Requirements: Note how many lines hold "critico" and report that number by itself.

Material:
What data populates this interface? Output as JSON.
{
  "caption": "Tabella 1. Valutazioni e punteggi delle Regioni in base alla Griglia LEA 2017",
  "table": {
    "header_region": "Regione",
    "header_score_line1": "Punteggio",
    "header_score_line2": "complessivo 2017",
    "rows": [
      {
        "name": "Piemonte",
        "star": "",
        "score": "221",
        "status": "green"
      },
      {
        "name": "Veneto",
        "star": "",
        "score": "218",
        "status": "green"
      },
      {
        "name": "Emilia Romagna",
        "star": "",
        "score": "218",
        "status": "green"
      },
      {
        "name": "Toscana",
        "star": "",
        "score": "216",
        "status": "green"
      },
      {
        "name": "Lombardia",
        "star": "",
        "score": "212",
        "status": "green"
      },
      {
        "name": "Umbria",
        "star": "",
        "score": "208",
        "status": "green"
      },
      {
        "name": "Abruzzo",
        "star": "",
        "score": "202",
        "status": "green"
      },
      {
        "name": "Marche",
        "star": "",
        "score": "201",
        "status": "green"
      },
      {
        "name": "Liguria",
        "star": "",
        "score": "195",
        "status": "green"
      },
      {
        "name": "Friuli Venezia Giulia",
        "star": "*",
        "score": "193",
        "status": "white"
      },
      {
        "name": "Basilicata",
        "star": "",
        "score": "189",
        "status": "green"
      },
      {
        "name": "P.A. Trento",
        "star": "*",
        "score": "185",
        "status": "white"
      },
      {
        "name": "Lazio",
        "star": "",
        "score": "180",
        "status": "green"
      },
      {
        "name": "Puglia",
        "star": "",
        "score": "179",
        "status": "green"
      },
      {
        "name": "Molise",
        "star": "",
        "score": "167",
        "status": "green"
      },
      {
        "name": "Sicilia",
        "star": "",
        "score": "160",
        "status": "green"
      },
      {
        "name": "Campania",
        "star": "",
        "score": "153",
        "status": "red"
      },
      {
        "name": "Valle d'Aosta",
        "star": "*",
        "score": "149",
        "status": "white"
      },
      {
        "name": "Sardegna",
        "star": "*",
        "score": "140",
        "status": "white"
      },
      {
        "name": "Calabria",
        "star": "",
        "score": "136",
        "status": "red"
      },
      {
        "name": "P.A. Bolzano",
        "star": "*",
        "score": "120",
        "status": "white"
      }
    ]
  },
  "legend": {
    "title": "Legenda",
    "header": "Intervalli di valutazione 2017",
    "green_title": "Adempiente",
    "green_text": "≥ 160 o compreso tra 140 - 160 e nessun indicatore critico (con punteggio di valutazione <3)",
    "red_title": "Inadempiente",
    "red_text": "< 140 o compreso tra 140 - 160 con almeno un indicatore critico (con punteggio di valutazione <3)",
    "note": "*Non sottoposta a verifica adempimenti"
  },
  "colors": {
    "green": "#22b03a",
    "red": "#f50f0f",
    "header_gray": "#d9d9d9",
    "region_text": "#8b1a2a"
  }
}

Worked answer: 2